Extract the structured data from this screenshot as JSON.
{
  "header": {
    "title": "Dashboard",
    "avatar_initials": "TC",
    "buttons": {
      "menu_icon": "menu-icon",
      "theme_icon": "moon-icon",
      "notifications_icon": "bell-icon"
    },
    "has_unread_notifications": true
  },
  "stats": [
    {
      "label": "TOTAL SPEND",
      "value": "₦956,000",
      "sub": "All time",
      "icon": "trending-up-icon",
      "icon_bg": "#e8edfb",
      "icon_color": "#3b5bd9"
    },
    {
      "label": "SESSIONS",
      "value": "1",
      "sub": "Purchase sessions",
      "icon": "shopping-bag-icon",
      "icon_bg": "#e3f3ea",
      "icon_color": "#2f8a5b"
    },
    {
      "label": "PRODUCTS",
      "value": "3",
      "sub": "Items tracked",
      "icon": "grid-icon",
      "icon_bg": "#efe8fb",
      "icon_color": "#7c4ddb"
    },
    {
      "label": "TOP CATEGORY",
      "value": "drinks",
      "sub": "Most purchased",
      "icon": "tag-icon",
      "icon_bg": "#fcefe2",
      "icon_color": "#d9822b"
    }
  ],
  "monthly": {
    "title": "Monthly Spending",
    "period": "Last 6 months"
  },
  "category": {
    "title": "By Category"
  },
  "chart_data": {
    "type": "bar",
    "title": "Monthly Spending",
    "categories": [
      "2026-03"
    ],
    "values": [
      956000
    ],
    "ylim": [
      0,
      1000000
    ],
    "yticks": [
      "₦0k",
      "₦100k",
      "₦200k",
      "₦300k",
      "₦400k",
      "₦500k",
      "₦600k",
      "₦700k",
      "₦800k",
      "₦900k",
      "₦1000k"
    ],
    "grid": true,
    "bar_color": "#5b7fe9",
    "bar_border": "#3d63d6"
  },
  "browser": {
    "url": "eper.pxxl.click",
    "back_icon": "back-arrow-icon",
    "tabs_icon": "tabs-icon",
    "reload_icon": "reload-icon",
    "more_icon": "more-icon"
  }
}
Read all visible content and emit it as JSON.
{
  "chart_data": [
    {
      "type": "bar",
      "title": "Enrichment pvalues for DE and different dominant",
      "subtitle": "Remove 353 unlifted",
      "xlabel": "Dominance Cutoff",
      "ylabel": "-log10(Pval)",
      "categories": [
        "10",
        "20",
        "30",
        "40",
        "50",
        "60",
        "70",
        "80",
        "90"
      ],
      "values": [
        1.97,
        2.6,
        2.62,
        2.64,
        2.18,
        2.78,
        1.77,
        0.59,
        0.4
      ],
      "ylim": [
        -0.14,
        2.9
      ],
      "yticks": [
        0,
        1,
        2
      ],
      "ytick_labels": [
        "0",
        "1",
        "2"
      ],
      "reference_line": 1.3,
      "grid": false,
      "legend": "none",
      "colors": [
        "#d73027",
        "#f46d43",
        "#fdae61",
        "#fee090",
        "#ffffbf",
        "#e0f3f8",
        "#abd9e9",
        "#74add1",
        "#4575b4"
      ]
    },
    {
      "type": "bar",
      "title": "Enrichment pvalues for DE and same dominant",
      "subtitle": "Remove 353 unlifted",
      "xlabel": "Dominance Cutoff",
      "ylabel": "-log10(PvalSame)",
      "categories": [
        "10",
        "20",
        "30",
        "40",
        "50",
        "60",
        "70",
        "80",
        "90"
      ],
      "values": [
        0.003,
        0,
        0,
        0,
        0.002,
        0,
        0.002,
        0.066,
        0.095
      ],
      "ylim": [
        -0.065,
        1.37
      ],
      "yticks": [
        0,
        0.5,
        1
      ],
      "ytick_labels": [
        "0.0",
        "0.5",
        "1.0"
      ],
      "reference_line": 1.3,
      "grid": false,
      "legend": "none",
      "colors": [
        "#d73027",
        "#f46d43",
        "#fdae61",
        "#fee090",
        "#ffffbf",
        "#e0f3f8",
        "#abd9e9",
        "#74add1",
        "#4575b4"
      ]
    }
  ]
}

Given instruction: Write out every entry exactly as given.

Written response:
Extract the structured data from this screenshot as JSON.
{
  "header": {
    "title": "Dashboard",
    "avatar_initials": "TC",
    "buttons": {
      "menu_icon": "menu-icon",
      "theme_icon": "moon-icon",
      "notifications_icon": "bell-icon"
    },
    "has_unread_notifications": true
  },
  "stats": [
    {
      "label": "TOTAL SPEND",
      "value": "₦956,000",
      "sub": "All time",
      "icon": "trending-up-icon",
      "icon_bg": "#e8edfb",
      "icon_color": "#3b5bd9"
    },
    {
      "label": "SESSIONS",
      "value": "1",
      "sub": "Purchase sessions",
      "icon": "shopping-bag-icon",
      "icon_bg": "#e3f3ea",
      "icon_color": "#2f8a5b"
    },
    {
      "label": "PRODUCTS",
      "value": "3",
      "sub": "Items tracked",
      "icon": "grid-icon",
      "icon_bg": "#efe8fb",
      "icon_color": "#7c4ddb"
    },
    {
      "label": "TOP CATEGORY",
      "value": "drinks",
      "sub": "Most purchased",
      "icon": "tag-icon",
      "icon_bg": "#fcefe2",
      "icon_color": "#d9822b"
    }
  ],
  "monthly": {
    "title": "Monthly Spending",
    "period": "Last 6 months"
  },
  "category": {
    "title": "By Category"
  },
  "chart_data": {
    "type": "bar",
    "title": "Monthly Spending",
    "categories": [
      "2026-03"
    ],
    "values": [
      956000
    ],
    "ylim": [
      0,
      1000000
    ],
    "yticks": [
      "₦0k",
      "₦100k",
      "₦200k",
      "₦300k",
      "₦400k",
      "₦500k",
      "₦600k",
      "₦700k",
      "₦800k",
      "₦900k",
      "₦1000k"
    ],
    "grid": true,
    "bar_color": "#5b7fe9",
    "bar_border": "#3d63d6"
  },
  "browser": {
    "url": "eper.pxxl.click",
    "back_icon": "back-arrow-icon",
    "tabs_icon": "tabs-icon",
    "reload_icon": "reload-icon",
    "more_icon": "more-icon"
  }
}
Read all visible content and emit it as JSON.
{
  "chart_data": [
    {
      "type": "bar",
      "title": "Enrichment pvalues for DE and different dominant",
      "subtitle": "Remove 353 unlifted",
      "xlabel": "Dominance Cutoff",
      "ylabel": "-log10(Pval)",
      "categories": [
        "10",
        "20",
        "30",
        "40",
        "50",
        "60",
        "70",
        "80",
        "90"
      ],
      "values": [
        1.97,
        2.6,
        2.62,
        2.64,
        2.18,
        2.78,
        1.77,
        0.59,
        0.4
      ],
      "ylim": [
        -0.14,
        2.9
      ],
      "yticks": [
        0,
        1,
        2
      ],
      "ytick_labels": [
        "0",
        "1",
        "2"
      ],
      "reference_line": 1.3,
      "grid": false,
      "legend": "none",
      "colors": [
        "#d73027",
        "#f46d43",
        "#fdae61",
        "#fee090",
        "#ffffbf",
        "#e0f3f8",
        "#abd9e9",
        "#74add1",
        "#4575b4"
      ]
    },
    {
      "type": "bar",
      "title": "Enrichment pvalues for DE and same dominant",
      "subtitle": "Remove 353 unlifted",
      "xlabel": "Dominance Cutoff",
      "ylabel": "-log10(PvalSame)",
      "categories": [
        "10",
        "20",
        "30",
        "40",
        "50",
        "60",
        "70",
        "80",
        "90"
      ],
      "values": [
        0.003,
        0,
        0,
        0,
        0.002,
        0,
        0.002,
        0.066,
        0.095
      ],
      "ylim": [
        -0.065,
        1.37
      ],
      "yticks": [
        0,
        0.5,
        1
      ],
      "ytick_labels": [
        "0.0",
        "0.5",
        "1.0"
      ],
      "reference_line": 1.3,
      "grid": false,
      "legend": "none",
      "colors": [
        "#d73027",
        "#f46d43",
        "#fdae61",
        "#fee090",
        "#ffffbf",
        "#e0f3f8",
        "#abd9e9",
        "#74add1",
        "#4575b4"
      ]
    }
  ]
}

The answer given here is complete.